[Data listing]
(begin)

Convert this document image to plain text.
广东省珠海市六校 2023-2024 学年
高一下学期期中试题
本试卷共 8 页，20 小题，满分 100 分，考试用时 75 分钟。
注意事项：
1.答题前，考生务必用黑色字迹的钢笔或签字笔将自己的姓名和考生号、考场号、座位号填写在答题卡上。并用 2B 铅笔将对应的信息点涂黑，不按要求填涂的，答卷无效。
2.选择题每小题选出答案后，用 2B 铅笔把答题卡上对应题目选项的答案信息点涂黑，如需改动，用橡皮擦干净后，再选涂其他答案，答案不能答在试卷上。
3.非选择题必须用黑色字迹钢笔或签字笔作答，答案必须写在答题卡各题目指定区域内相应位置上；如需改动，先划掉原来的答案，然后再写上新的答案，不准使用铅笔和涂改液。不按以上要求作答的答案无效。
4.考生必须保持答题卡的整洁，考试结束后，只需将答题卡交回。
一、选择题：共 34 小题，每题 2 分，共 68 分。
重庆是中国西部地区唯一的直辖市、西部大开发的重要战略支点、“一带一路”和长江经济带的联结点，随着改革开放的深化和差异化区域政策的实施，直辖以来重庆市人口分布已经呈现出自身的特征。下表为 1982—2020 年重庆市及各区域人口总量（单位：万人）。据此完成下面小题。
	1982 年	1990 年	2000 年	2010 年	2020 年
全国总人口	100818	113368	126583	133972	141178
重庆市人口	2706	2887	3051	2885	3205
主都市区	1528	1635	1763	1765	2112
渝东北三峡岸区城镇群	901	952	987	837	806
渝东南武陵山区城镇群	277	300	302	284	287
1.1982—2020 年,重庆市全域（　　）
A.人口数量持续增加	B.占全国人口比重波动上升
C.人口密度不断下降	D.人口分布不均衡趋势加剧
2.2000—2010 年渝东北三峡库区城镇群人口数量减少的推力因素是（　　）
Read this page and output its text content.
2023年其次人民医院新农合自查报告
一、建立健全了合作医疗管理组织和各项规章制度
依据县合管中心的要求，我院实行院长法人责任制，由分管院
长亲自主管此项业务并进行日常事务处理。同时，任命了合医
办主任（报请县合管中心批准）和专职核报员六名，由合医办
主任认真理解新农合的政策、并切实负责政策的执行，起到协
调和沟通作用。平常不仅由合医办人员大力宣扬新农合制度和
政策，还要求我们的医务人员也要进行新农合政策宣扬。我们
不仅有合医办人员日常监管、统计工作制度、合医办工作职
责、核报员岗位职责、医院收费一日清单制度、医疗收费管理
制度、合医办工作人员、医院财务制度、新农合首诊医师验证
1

(end)

**GOAL OF THE EXERCISE**
Keep only the lines from the one containing "Read this page and output its text content." to the end of the entries, and repeat them exactly.

**WRITTEN SOLUTION**
Read this page and output its text content.
2023年其次人民医院新农合自查报告
一、建立健全了合作医疗管理组织和各项规章制度
依据县合管中心的要求，我院实行院长法人责任制，由分管院
长亲自主管此项业务并进行日常事务处理。同时，任命了合医
办主任（报请县合管中心批准）和专职核报员六名，由合医办
主任认真理解新农合的政策、并切实负责政策的执行，起到协
调和沟通作用。平常不仅由合医办人员大力宣扬新农合制度和
政策，还要求我们的医务人员也要进行新农合政策宣扬。我们
不仅有合医办人员日常监管、统计工作制度、合医办工作职
责、核报员岗位职责、医院收费一日清单制度、医疗收费管理
制度、合医办工作人员、医院财务制度、新农合首诊医师验证
1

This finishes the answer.